━━━━━ RECORD LIST ━━━━━

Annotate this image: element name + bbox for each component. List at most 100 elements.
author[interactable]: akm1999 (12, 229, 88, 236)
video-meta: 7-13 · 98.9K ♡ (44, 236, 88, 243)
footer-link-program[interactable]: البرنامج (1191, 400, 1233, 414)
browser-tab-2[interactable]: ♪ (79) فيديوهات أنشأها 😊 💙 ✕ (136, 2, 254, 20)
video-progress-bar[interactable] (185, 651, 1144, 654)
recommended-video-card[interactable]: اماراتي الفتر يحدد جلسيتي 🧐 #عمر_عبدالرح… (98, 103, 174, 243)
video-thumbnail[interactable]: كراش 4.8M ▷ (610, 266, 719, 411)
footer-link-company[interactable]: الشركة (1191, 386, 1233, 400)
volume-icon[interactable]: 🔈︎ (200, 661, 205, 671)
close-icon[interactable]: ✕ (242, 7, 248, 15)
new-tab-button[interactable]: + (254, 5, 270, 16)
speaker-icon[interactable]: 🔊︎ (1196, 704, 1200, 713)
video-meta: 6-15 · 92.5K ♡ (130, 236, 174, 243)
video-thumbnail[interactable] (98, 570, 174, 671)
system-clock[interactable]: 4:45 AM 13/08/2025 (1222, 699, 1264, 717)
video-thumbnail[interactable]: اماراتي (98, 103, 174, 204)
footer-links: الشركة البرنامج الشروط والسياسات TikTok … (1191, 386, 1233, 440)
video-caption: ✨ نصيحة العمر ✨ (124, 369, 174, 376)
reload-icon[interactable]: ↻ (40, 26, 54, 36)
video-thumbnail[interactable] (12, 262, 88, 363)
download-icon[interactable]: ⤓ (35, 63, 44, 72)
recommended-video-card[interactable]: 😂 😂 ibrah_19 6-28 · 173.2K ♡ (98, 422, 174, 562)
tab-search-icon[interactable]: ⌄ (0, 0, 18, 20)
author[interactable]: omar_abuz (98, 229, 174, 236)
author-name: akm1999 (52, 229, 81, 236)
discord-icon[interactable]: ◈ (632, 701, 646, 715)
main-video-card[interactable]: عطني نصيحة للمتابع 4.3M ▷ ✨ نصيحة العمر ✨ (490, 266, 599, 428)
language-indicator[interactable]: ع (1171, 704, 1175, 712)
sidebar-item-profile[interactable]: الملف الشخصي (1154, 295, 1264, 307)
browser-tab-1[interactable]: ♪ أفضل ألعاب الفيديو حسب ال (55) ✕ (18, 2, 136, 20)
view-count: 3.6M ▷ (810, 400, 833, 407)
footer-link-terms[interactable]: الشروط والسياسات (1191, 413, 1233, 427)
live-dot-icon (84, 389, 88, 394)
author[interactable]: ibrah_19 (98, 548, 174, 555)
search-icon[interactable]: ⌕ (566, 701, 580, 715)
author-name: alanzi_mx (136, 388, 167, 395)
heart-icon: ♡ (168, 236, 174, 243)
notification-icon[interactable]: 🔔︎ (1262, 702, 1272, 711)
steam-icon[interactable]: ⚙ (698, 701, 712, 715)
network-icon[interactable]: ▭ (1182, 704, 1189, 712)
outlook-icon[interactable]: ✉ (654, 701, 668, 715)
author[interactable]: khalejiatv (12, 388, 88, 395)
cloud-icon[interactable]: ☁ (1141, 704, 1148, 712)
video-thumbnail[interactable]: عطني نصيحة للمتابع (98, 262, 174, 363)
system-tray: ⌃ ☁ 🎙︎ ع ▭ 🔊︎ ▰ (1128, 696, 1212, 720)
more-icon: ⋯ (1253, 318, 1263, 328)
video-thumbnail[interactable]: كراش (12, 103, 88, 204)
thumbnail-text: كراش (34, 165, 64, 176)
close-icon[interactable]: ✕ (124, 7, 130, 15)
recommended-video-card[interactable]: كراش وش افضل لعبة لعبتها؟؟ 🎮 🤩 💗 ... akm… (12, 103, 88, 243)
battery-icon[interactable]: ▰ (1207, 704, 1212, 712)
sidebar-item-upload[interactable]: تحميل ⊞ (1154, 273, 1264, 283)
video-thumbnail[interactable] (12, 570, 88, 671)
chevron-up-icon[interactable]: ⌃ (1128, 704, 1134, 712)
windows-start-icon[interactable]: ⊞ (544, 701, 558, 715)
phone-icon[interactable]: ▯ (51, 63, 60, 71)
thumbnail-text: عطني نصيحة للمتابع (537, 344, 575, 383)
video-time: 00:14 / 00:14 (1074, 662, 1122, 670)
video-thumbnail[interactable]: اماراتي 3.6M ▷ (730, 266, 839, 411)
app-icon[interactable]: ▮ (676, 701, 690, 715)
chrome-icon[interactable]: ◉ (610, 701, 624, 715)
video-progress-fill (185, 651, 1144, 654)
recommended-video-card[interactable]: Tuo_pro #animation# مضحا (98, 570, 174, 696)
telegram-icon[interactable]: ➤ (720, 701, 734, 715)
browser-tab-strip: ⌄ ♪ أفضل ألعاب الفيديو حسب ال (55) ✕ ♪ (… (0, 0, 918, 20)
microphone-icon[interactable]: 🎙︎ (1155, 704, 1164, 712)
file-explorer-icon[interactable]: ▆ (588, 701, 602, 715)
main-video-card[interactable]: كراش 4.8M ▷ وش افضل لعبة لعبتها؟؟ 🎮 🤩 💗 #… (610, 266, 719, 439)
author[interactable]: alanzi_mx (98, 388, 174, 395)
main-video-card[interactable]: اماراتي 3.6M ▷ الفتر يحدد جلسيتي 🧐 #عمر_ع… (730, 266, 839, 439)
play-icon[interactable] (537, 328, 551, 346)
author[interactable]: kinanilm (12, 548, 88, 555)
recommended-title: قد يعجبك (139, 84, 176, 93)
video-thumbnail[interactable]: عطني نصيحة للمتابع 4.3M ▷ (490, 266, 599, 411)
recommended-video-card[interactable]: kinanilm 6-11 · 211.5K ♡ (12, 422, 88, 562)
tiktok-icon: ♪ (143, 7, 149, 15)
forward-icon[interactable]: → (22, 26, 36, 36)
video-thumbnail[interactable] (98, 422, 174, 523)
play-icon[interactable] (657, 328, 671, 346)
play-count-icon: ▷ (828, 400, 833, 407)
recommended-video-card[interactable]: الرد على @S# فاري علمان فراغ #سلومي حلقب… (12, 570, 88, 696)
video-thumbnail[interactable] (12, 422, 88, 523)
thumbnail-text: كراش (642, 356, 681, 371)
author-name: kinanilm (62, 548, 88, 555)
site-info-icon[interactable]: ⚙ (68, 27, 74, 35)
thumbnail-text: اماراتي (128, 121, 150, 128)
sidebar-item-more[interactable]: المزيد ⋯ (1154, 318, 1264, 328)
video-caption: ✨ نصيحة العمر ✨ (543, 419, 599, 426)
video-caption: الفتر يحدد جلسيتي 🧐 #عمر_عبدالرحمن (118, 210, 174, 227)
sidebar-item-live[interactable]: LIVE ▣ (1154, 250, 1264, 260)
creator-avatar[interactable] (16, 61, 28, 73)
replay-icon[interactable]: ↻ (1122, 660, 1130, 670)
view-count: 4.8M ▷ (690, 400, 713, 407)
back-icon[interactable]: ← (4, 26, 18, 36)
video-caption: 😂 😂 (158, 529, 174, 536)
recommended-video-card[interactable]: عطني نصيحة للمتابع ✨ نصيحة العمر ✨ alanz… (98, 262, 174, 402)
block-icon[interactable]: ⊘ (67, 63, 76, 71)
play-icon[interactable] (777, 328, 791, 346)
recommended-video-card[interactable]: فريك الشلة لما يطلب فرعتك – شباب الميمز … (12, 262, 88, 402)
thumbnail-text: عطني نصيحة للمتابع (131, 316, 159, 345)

━━━━━

_AIM_:
Print the records above again, line for line, with no changes.

_RESULT BELOW_:
Annotate this image: element name + bbox for each component. List at most 100 elements.
author[interactable]: akm1999 (12, 229, 88, 236)
video-meta: 7-13 · 98.9K ♡ (44, 236, 88, 243)
footer-link-program[interactable]: البرنامج (1191, 400, 1233, 414)
browser-tab-2[interactable]: ♪ (79) فيديوهات أنشأها 😊 💙 ✕ (136, 2, 254, 20)
video-progress-bar[interactable] (185, 651, 1144, 654)
recommended-video-card[interactable]: اماراتي الفتر يحدد جلسيتي 🧐 #عمر_عبدالرح… (98, 103, 174, 243)
video-thumbnail[interactable]: كراش 4.8M ▷ (610, 266, 719, 411)
footer-link-company[interactable]: الشركة (1191, 386, 1233, 400)
volume-icon[interactable]: 🔈︎ (200, 661, 205, 671)
close-icon[interactable]: ✕ (242, 7, 248, 15)
new-tab-button[interactable]: + (254, 5, 270, 16)
speaker-icon[interactable]: 🔊︎ (1196, 704, 1200, 713)
video-meta: 6-15 · 92.5K ♡ (130, 236, 174, 243)
video-thumbnail[interactable] (98, 570, 174, 671)
system-clock[interactable]: 4:45 AM 13/08/2025 (1222, 699, 1264, 717)
video-thumbnail[interactable]: اماراتي (98, 103, 174, 204)
footer-links: الشركة البرنامج الشروط والسياسات TikTok … (1191, 386, 1233, 440)
video-caption: ✨ نصيحة العمر ✨ (124, 369, 174, 376)
reload-icon[interactable]: ↻ (40, 26, 54, 36)
video-thumbnail[interactable] (12, 262, 88, 363)
download-icon[interactable]: ⤓ (35, 63, 44, 72)
recommended-video-card[interactable]: 😂 😂 ibrah_19 6-28 · 173.2K ♡ (98, 422, 174, 562)
tab-search-icon[interactable]: ⌄ (0, 0, 18, 20)
author[interactable]: omar_abuz (98, 229, 174, 236)
author-name: akm1999 (52, 229, 81, 236)
discord-icon[interactable]: ◈ (632, 701, 646, 715)
main-video-card[interactable]: عطني نصيحة للمتابع 4.3M ▷ ✨ نصيحة العمر ✨ (490, 266, 599, 428)
language-indicator[interactable]: ع (1171, 704, 1175, 712)
sidebar-item-profile[interactable]: الملف الشخصي (1154, 295, 1264, 307)
browser-tab-1[interactable]: ♪ أفضل ألعاب الفيديو حسب ال (55) ✕ (18, 2, 136, 20)
view-count: 3.6M ▷ (810, 400, 833, 407)
footer-link-terms[interactable]: الشروط والسياسات (1191, 413, 1233, 427)
live-dot-icon (84, 389, 88, 394)
author[interactable]: ibrah_19 (98, 548, 174, 555)
search-icon[interactable]: ⌕ (566, 701, 580, 715)
author-name: alanzi_mx (136, 388, 167, 395)
heart-icon: ♡ (168, 236, 174, 243)
notification-icon[interactable]: 🔔︎ (1262, 702, 1272, 711)
steam-icon[interactable]: ⚙ (698, 701, 712, 715)
network-icon[interactable]: ▭ (1182, 704, 1189, 712)
outlook-icon[interactable]: ✉ (654, 701, 668, 715)
author[interactable]: khalejiatv (12, 388, 88, 395)
cloud-icon[interactable]: ☁ (1141, 704, 1148, 712)
video-thumbnail[interactable]: عطني نصيحة للمتابع (98, 262, 174, 363)
system-tray: ⌃ ☁ 🎙︎ ع ▭ 🔊︎ ▰ (1128, 696, 1212, 720)
more-icon: ⋯ (1253, 318, 1263, 328)
video-thumbnail[interactable]: كراش (12, 103, 88, 204)
thumbnail-text: كراش (34, 165, 64, 176)
close-icon[interactable]: ✕ (124, 7, 130, 15)
recommended-video-card[interactable]: كراش وش افضل لعبة لعبتها؟؟ 🎮 🤩 💗 ... akm… (12, 103, 88, 243)
battery-icon[interactable]: ▰ (1207, 704, 1212, 712)
sidebar-item-upload[interactable]: تحميل ⊞ (1154, 273, 1264, 283)
video-thumbnail[interactable] (12, 570, 88, 671)
chevron-up-icon[interactable]: ⌃ (1128, 704, 1134, 712)
windows-start-icon[interactable]: ⊞ (544, 701, 558, 715)
phone-icon[interactable]: ▯ (51, 63, 60, 71)
thumbnail-text: عطني نصيحة للمتابع (537, 344, 575, 383)
video-time: 00:14 / 00:14 (1074, 662, 1122, 670)
video-thumbnail[interactable]: اماراتي 3.6M ▷ (730, 266, 839, 411)
app-icon[interactable]: ▮ (676, 701, 690, 715)
chrome-icon[interactable]: ◉ (610, 701, 624, 715)
video-progress-fill (185, 651, 1144, 654)
recommended-video-card[interactable]: Tuo_pro #animation# مضحا (98, 570, 174, 696)
telegram-icon[interactable]: ➤ (720, 701, 734, 715)
browser-tab-strip: ⌄ ♪ أفضل ألعاب الفيديو حسب ال (55) ✕ ♪ (… (0, 0, 918, 20)
microphone-icon[interactable]: 🎙︎ (1155, 704, 1164, 712)
file-explorer-icon[interactable]: ▆ (588, 701, 602, 715)
main-video-card[interactable]: كراش 4.8M ▷ وش افضل لعبة لعبتها؟؟ 🎮 🤩 💗 #… (610, 266, 719, 439)
author[interactable]: alanzi_mx (98, 388, 174, 395)
main-video-card[interactable]: اماراتي 3.6M ▷ الفتر يحدد جلسيتي 🧐 #عمر_ع… (730, 266, 839, 439)
play-icon[interactable] (537, 328, 551, 346)
author[interactable]: kinanilm (12, 548, 88, 555)
recommended-title: قد يعجبك (139, 84, 176, 93)
video-thumbnail[interactable]: عطني نصيحة للمتابع 4.3M ▷ (490, 266, 599, 411)
recommended-video-card[interactable]: kinanilm 6-11 · 211.5K ♡ (12, 422, 88, 562)
tiktok-icon: ♪ (143, 7, 149, 15)
forward-icon[interactable]: → (22, 26, 36, 36)
video-thumbnail[interactable] (98, 422, 174, 523)
play-icon[interactable] (657, 328, 671, 346)
play-count-icon: ▷ (828, 400, 833, 407)
recommended-video-card[interactable]: الرد على @S# فاري علمان فراغ #سلومي حلقب… (12, 570, 88, 696)
video-thumbnail[interactable] (12, 422, 88, 523)
thumbnail-text: كراش (642, 356, 681, 371)
author-name: kinanilm (62, 548, 88, 555)
site-info-icon[interactable]: ⚙ (68, 27, 74, 35)
thumbnail-text: اماراتي (128, 121, 150, 128)
sidebar-item-more[interactable]: المزيد ⋯ (1154, 318, 1264, 328)
video-caption: ✨ نصيحة العمر ✨ (543, 419, 599, 426)
video-caption: الفتر يحدد جلسيتي 🧐 #عمر_عبدالرحمن (118, 210, 174, 227)
sidebar-item-live[interactable]: LIVE ▣ (1154, 250, 1264, 260)
creator-avatar[interactable] (16, 61, 28, 73)
replay-icon[interactable]: ↻ (1122, 660, 1130, 670)
view-count: 4.8M ▷ (690, 400, 713, 407)
back-icon[interactable]: ← (4, 26, 18, 36)
video-caption: 😂 😂 (158, 529, 174, 536)
recommended-video-card[interactable]: عطني نصيحة للمتابع ✨ نصيحة العمر ✨ alanz… (98, 262, 174, 402)
block-icon[interactable]: ⊘ (67, 63, 76, 71)
play-icon[interactable] (777, 328, 791, 346)
recommended-video-card[interactable]: فريك الشلة لما يطلب فرعتك – شباب الميمز … (12, 262, 88, 402)
thumbnail-text: عطني نصيحة للمتابع (131, 316, 159, 345)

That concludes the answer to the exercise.